* **Work to be completed**
Omit any picture, and return the remaining data exactly as written.

==========

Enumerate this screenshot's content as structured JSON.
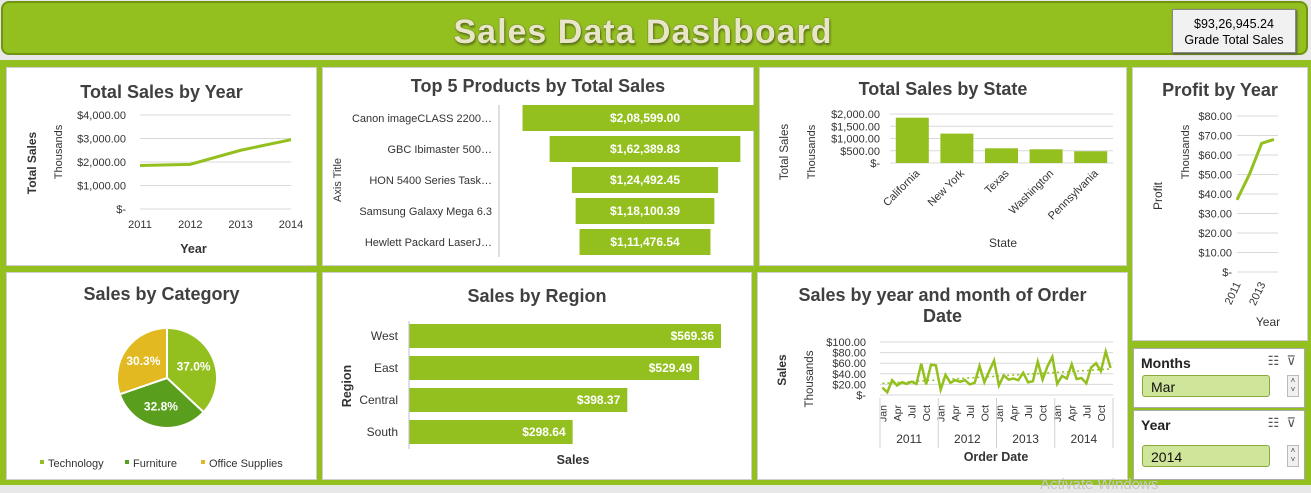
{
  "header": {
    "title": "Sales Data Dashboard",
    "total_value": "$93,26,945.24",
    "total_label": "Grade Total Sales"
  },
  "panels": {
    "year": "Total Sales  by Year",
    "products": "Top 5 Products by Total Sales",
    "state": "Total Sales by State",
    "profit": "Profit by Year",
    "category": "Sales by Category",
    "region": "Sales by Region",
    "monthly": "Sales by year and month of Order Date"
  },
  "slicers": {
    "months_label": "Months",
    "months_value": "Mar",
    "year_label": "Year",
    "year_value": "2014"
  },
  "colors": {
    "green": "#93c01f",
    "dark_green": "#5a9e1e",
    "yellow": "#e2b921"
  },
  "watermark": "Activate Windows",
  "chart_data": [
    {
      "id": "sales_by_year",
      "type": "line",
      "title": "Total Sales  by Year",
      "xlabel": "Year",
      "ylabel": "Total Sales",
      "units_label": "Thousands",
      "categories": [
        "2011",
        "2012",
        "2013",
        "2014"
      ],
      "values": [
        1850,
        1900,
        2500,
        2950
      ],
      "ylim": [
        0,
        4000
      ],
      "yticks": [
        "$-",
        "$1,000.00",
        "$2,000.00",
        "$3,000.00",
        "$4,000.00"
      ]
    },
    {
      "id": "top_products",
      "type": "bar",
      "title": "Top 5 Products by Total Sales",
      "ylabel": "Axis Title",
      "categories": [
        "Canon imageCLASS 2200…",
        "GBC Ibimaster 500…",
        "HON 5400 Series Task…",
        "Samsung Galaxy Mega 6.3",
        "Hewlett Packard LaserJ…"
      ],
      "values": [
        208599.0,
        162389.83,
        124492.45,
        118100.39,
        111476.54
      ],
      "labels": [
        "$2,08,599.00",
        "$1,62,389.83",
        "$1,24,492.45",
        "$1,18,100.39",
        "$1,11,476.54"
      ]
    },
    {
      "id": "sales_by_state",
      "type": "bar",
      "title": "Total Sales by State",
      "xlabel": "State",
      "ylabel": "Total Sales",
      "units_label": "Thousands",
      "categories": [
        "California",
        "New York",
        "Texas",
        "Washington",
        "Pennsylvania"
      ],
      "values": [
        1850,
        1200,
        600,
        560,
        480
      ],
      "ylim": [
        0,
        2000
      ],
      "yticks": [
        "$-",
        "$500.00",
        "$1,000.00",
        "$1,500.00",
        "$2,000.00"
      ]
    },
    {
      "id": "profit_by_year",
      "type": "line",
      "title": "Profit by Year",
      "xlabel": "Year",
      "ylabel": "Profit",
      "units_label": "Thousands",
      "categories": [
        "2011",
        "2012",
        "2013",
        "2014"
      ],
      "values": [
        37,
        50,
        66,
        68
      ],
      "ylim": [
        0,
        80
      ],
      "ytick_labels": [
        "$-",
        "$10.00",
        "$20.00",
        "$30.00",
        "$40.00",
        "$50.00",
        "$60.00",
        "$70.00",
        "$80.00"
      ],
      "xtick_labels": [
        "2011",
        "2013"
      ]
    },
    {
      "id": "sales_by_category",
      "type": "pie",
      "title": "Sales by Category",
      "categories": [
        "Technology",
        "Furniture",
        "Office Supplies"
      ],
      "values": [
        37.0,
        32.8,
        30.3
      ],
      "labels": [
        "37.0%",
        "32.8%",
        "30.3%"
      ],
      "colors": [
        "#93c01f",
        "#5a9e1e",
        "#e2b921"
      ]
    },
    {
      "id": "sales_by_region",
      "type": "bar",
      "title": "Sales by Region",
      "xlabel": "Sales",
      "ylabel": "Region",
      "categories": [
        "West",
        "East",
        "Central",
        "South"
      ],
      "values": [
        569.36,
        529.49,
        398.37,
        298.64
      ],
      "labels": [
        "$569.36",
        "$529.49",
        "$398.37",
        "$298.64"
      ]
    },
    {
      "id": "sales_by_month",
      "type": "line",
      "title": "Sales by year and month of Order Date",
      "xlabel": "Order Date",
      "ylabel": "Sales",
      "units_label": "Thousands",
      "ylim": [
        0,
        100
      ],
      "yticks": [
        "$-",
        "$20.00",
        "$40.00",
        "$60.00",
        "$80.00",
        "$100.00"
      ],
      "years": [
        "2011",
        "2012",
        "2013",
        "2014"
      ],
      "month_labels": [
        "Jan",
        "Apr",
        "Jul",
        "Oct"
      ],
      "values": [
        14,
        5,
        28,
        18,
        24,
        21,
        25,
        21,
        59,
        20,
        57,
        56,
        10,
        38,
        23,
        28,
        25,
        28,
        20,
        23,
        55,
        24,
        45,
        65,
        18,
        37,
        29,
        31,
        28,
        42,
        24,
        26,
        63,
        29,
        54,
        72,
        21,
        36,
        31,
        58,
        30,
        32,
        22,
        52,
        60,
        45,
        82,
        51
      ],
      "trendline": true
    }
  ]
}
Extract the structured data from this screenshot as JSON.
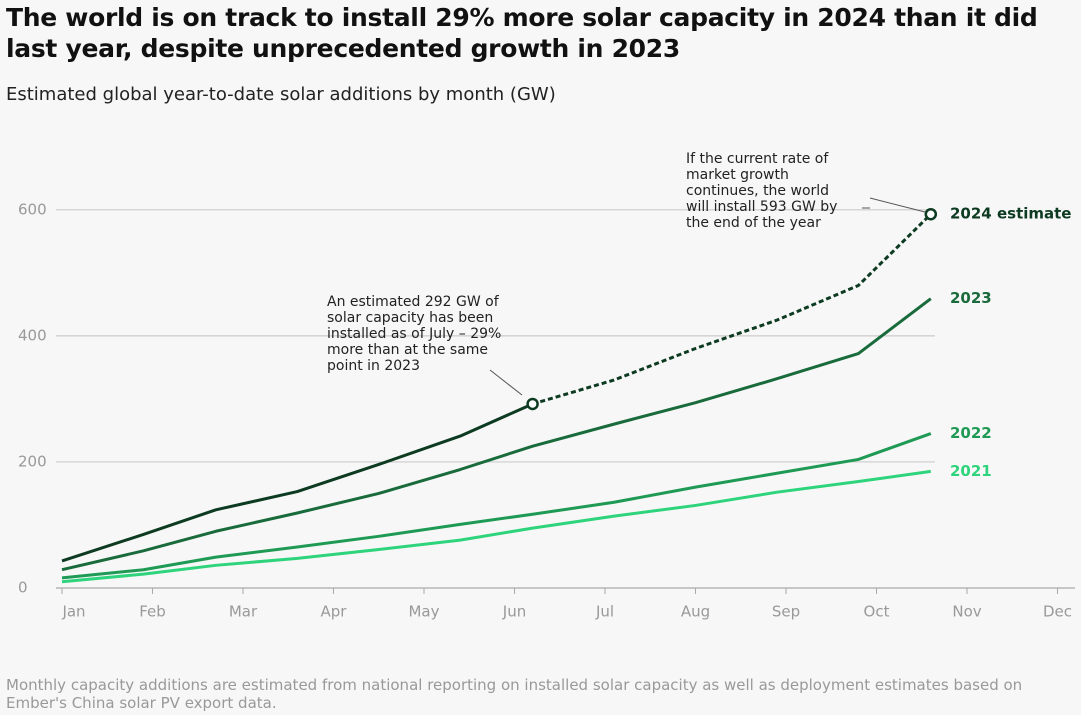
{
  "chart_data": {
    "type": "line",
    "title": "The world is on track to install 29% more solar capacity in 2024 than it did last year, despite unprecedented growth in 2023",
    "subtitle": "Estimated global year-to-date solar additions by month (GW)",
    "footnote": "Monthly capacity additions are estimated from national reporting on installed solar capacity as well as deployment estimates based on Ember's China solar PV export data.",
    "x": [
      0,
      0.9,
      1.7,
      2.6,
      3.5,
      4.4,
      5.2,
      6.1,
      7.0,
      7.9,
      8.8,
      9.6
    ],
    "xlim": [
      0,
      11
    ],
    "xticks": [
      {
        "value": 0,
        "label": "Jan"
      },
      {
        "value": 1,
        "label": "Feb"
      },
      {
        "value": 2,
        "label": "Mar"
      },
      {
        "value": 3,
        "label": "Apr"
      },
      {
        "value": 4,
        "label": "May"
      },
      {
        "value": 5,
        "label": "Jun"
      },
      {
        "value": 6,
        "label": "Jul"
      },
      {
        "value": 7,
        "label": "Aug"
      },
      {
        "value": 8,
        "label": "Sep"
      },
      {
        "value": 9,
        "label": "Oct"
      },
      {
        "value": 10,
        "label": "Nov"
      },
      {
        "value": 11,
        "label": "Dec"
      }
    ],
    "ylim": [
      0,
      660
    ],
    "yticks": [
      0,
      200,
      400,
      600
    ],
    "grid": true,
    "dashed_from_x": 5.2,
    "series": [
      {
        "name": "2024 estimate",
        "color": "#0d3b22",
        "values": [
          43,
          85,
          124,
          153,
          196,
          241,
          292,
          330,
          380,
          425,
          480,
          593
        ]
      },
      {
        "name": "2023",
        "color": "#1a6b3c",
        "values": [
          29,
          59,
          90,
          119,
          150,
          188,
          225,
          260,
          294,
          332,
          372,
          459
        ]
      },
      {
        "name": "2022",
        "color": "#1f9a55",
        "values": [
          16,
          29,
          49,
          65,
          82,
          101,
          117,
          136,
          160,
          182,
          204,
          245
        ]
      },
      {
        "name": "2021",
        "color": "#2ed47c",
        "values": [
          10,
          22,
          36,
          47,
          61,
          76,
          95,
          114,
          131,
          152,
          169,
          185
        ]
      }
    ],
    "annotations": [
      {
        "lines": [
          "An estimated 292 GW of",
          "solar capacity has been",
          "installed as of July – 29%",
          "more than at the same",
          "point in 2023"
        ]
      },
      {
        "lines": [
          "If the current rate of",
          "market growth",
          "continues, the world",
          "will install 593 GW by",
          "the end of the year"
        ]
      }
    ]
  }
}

==========

* **Written solution**
Enumerate this screenshot's content as structured JSON.
{
  "header": {
    "title": "Sales Data Dashboard",
    "total_value": "$93,26,945.24",
    "total_label": "Grade Total Sales"
  },
  "panels": {
    "year": "Total Sales  by Year",
    "products": "Top 5 Products by Total Sales",
    "state": "Total Sales by State",
    "profit": "Profit by Year",
    "category": "Sales by Category",
    "region": "Sales by Region",
    "monthly": "Sales by year and month of Order Date"
  },
  "slicers": {
    "months_label": "Months",
    "months_value": "Mar",
    "year_label": "Year",
    "year_value": "2014"
  },
  "colors": {
    "green": "#93c01f",
    "dark_green": "#5a9e1e",
    "yellow": "#e2b921"
  },
  "watermark": "Activate Windows",
  "chart_data": [
    {
      "id": "sales_by_year",
      "type": "line",
      "title": "Total Sales  by Year",
      "xlabel": "Year",
      "ylabel": "Total Sales",
      "units_label": "Thousands",
      "categories": [
        "2011",
        "2012",
        "2013",
        "2014"
      ],
      "values": [
        1850,
        1900,
        2500,
        2950
      ],
      "ylim": [
        0,
        4000
      ],
      "yticks": [
        "$-",
        "$1,000.00",
        "$2,000.00",
        "$3,000.00",
        "$4,000.00"
      ]
    },
    {
      "id": "top_products",
      "type": "bar",
      "title": "Top 5 Products by Total Sales",
      "ylabel": "Axis Title",
      "categories": [
        "Canon imageCLASS 2200…",
        "GBC Ibimaster 500…",
        "HON 5400 Series Task…",
        "Samsung Galaxy Mega 6.3",
        "Hewlett Packard LaserJ…"
      ],
      "values": [
        208599.0,
        162389.83,
        124492.45,
        118100.39,
        111476.54
      ],
      "labels": [
        "$2,08,599.00",
        "$1,62,389.83",
        "$1,24,492.45",
        "$1,18,100.39",
        "$1,11,476.54"
      ]
    },
    {
      "id": "sales_by_state",
      "type": "bar",
      "title": "Total Sales by State",
      "xlabel": "State",
      "ylabel": "Total Sales",
      "units_label": "Thousands",
      "categories": [
        "California",
        "New York",
        "Texas",
        "Washington",
        "Pennsylvania"
      ],
      "values": [
        1850,
        1200,
        600,
        560,
        480
      ],
      "ylim": [
        0,
        2000
      ],
      "yticks": [
        "$-",
        "$500.00",
        "$1,000.00",
        "$1,500.00",
        "$2,000.00"
      ]
    },
    {
      "id": "profit_by_year",
      "type": "line",
      "title": "Profit by Year",
      "xlabel": "Year",
      "ylabel": "Profit",
      "units_label": "Thousands",
      "categories": [
        "2011",
        "2012",
        "2013",
        "2014"
      ],
      "values": [
        37,
        50,
        66,
        68
      ],
      "ylim": [
        0,
        80
      ],
      "ytick_labels": [
        "$-",
        "$10.00",
        "$20.00",
        "$30.00",
        "$40.00",
        "$50.00",
        "$60.00",
        "$70.00",
        "$80.00"
      ],
      "xtick_labels": [
        "2011",
        "2013"
      ]
    },
    {
      "id": "sales_by_category",
      "type": "pie",
      "title": "Sales by Category",
      "categories": [
        "Technology",
        "Furniture",
        "Office Supplies"
      ],
      "values": [
        37.0,
        32.8,
        30.3
      ],
      "labels": [
        "37.0%",
        "32.8%",
        "30.3%"
      ],
      "colors": [
        "#93c01f",
        "#5a9e1e",
        "#e2b921"
      ]
    },
    {
      "id": "sales_by_region",
      "type": "bar",
      "title": "Sales by Region",
      "xlabel": "Sales",
      "ylabel": "Region",
      "categories": [
        "West",
        "East",
        "Central",
        "South"
      ],
      "values": [
        569.36,
        529.49,
        398.37,
        298.64
      ],
      "labels": [
        "$569.36",
        "$529.49",
        "$398.37",
        "$298.64"
      ]
    },
    {
      "id": "sales_by_month",
      "type": "line",
      "title": "Sales by year and month of Order Date",
      "xlabel": "Order Date",
      "ylabel": "Sales",
      "units_label": "Thousands",
      "ylim": [
        0,
        100
      ],
      "yticks": [
        "$-",
        "$20.00",
        "$40.00",
        "$60.00",
        "$80.00",
        "$100.00"
      ],
      "years": [
        "2011",
        "2012",
        "2013",
        "2014"
      ],
      "month_labels": [
        "Jan",
        "Apr",
        "Jul",
        "Oct"
      ],
      "values": [
        14,
        5,
        28,
        18,
        24,
        21,
        25,
        21,
        59,
        20,
        57,
        56,
        10,
        38,
        23,
        28,
        25,
        28,
        20,
        23,
        55,
        24,
        45,
        65,
        18,
        37,
        29,
        31,
        28,
        42,
        24,
        26,
        63,
        29,
        54,
        72,
        21,
        36,
        31,
        58,
        30,
        32,
        22,
        52,
        60,
        45,
        82,
        51
      ],
      "trendline": true
    }
  ]
}
Extract the structured data from this screenshot as JSON.
{
  "chart_data": {
    "type": "line",
    "title": "The world is on track to install 29% more solar capacity in 2024 than it did last year, despite unprecedented growth in 2023",
    "subtitle": "Estimated global year-to-date solar additions by month (GW)",
    "footnote": "Monthly capacity additions are estimated from national reporting on installed solar capacity as well as deployment estimates based on Ember's China solar PV export data.",
    "x": [
      0,
      0.9,
      1.7,
      2.6,
      3.5,
      4.4,
      5.2,
      6.1,
      7.0,
      7.9,
      8.8,
      9.6
    ],
    "xlim": [
      0,
      11
    ],
    "xticks": [
      {
        "value": 0,
        "label": "Jan"
      },
      {
        "value": 1,
        "label": "Feb"
      },
      {
        "value": 2,
        "label": "Mar"
      },
      {
        "value": 3,
        "label": "Apr"
      },
      {
        "value": 4,
        "label": "May"
      },
      {
        "value": 5,
        "label": "Jun"
      },
      {
        "value": 6,
        "label": "Jul"
      },
      {
        "value": 7,
        "label": "Aug"
      },
      {
        "value": 8,
        "label": "Sep"
      },
      {
        "value": 9,
        "label": "Oct"
      },
      {
        "value": 10,
        "label": "Nov"
      },
      {
        "value": 11,
        "label": "Dec"
      }
    ],
    "ylim": [
      0,
      660
    ],
    "yticks": [
      0,
      200,
      400,
      600
    ],
    "grid": true,
    "dashed_from_x": 5.2,
    "series": [
      {
        "name": "2024 estimate",
        "color": "#0d3b22",
        "values": [
          43,
          85,
          124,
          153,
          196,
          241,
          292,
          330,
          380,
          425,
          480,
          593
        ]
      },
      {
        "name": "2023",
        "color": "#1a6b3c",
        "values": [
          29,
          59,
          90,
          119,
          150,
          188,
          225,
          260,
          294,
          332,
          372,
          459
        ]
      },
      {
        "name": "2022",
        "color": "#1f9a55",
        "values": [
          16,
          29,
          49,
          65,
          82,
          101,
          117,
          136,
          160,
          182,
          204,
          245
        ]
      },
      {
        "name": "2021",
        "color": "#2ed47c",
        "values": [
          10,
          22,
          36,
          47,
          61,
          76,
          95,
          114,
          131,
          152,
          169,
          185
        ]
      }
    ],
    "annotations": [
      {
        "lines": [
          "An estimated 292 GW of",
          "solar capacity has been",
          "installed as of July – 29%",
          "more than at the same",
          "point in 2023"
        ]
      },
      {
        "lines": [
          "If the current rate of",
          "market growth",
          "continues, the world",
          "will install 593 GW by",
          "the end of the year"
        ]
      }
    ]
  }
}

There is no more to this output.